--- Start of Page extract ---

Usage

This part of the documentation explains how to access the database.

Access rights

In a PostgreSQL database, roles can be defined which allows to manage the access on different levels.

Most basics roles are defined as such:

Role	SELECT	INSERT	UPDATE	DELETE	CREATE/DROP	MANAGE USERS
Admin	✅	✅	✅	✅	✅	✅
Modifier	✅	✅	✅	✅	❌	❌
Reader	✅	❌	❌	❌	❌	❌

Depending on the use you will have with the main database, you will get one of those roles.

Moreover, for a given project, you can be given a more complete access to a slice of the main database. This will be discussed further.

Basic access

Most of users do not need to modify the database, but only to use the data contained. To do so, the most generic access - a reader user - should be used, with the credentials below.

QBuildings reader credentials

[Full Switzerland database]
type     = postgres
host     = qbuildings.epfl.ch
port     = 5432
database = QBuildings-Suisse
username = public_user
password = password

[Geneva region database]
type     = postgres
host     = ipese-web.epfl.ch
port     = 4443
database = QBuildings-Geneva
username = public_user
password = password

They are several softwares that provides an interface to get inside a PostgreSQL database. Here is a non-exhaustive list of what could be useful.

--- End of Page extract ---
--- Start of Dataset section ---

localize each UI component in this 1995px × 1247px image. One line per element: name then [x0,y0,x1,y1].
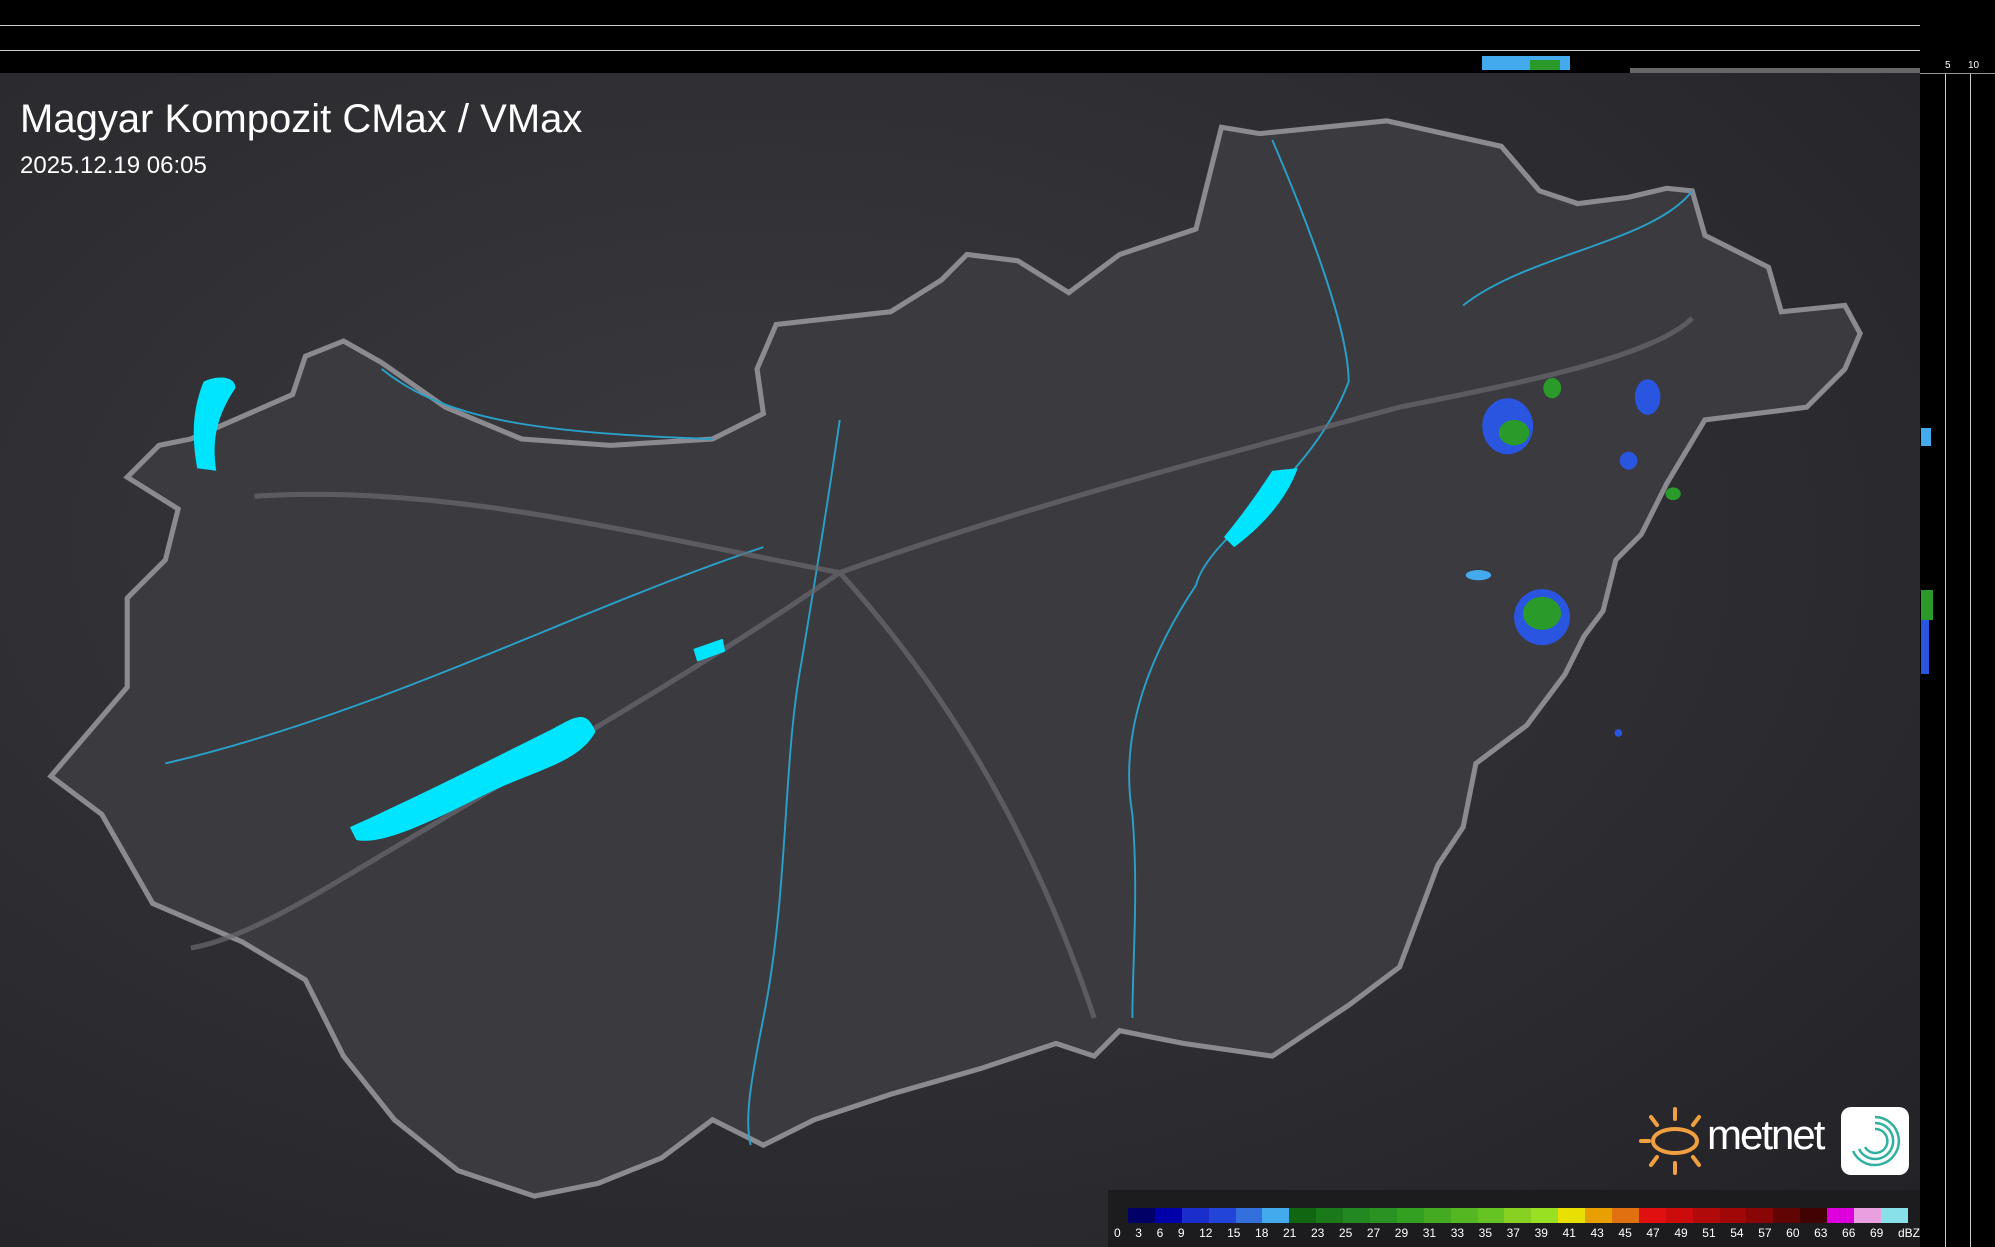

--- End of Dataset section ---

Tasks to perform –
A. Name every access right that the roles table in the database access guide gives a column for.
B. Carry on the database access guide from the point where it stops.

Task results –
A. SELECT, INSERT, UPDATE, DELETE, CREATE/DROP, MANAGE USERS

B.
QGIS - a geographical view of the data

Open the Browser panel and connect to PostGIS by opening a new connection

Fill in the credentials from Section 2 in the window. Pay attention to go to the Basic tab.

Note

Once connected, you are free to load the tables on the map, select the elements as you would do for any layers in QGIS and export the selection in a file (gpkg, shp).

IDE - an access in your coding environment

Several IDEs provides a panel to access a database. The principle is the same every time so let’s explain how to connect in the two most common ones.

Pycharm

Pycharm sells itself as an IDE where everything is already integrated for you. And they do have a database tab.

Open the Database panel and add a connection and find PostgreSQL in the Data Source list.

Again, fill in the credentials from Section 2 in the window. The Name field can be defined freely, whereas Database should be exact.

Visual Studio Code

On the contrary, Visual Studio Code relies on a huge community that develops Extensions. Many are available again, the use of Database Client is recommended.

Open the Extension panel and look for Database Client.

Fill in the credentials. Pay attention to open the tab PostgreSQL.

Note

Once connected, you can do SQL queries that correspond to the rights that you have (see Section 1).

Those tools also provide options to export your selection in a file (csv, gpkg, …). That gives an easy option to manipulate further the data in code with library such as pandas or geodataframe.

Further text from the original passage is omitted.